• [Problem]
Quote the data below in full, minus the images.

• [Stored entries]
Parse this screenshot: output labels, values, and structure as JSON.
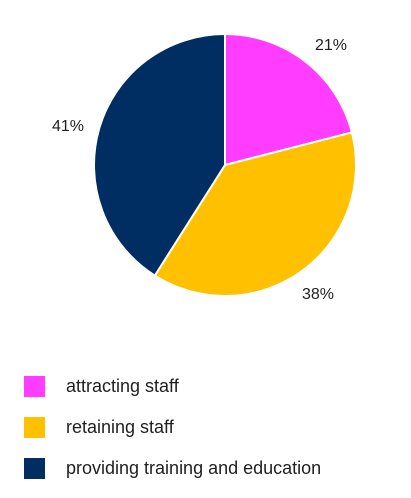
{
  "chart_data": {
    "type": "pie",
    "title": "",
    "categories": [
      "attracting staff",
      "retaining staff",
      "providing training and education"
    ],
    "values": [
      21,
      38,
      41
    ],
    "labels": [
      "21%",
      "38%",
      "41%"
    ],
    "colors": [
      "#FF3CFF",
      "#FFC000",
      "#002E62"
    ],
    "start_angle_deg": 0,
    "direction": "clockwise",
    "legend_position": "bottom"
  }
}
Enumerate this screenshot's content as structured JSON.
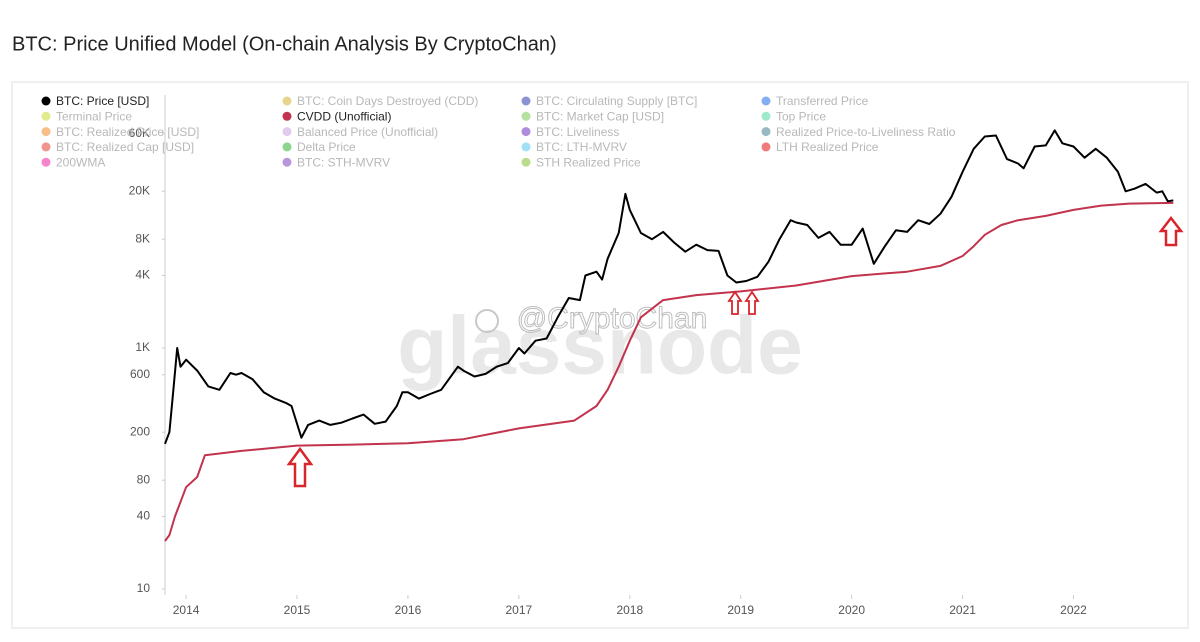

• [Finished exercise]
Parse this screenshot: output labels, values, and structure as JSON.
{
  "chart_data": {
    "type": "pie",
    "title": "",
    "categories": [
      "attracting staff",
      "retaining staff",
      "providing training and education"
    ],
    "values": [
      21,
      38,
      41
    ],
    "labels": [
      "21%",
      "38%",
      "41%"
    ],
    "colors": [
      "#FF3CFF",
      "#FFC000",
      "#002E62"
    ],
    "start_angle_deg": 0,
    "direction": "clockwise",
    "legend_position": "bottom"
  }
}
Enumerate this screenshot's content as structured JSON.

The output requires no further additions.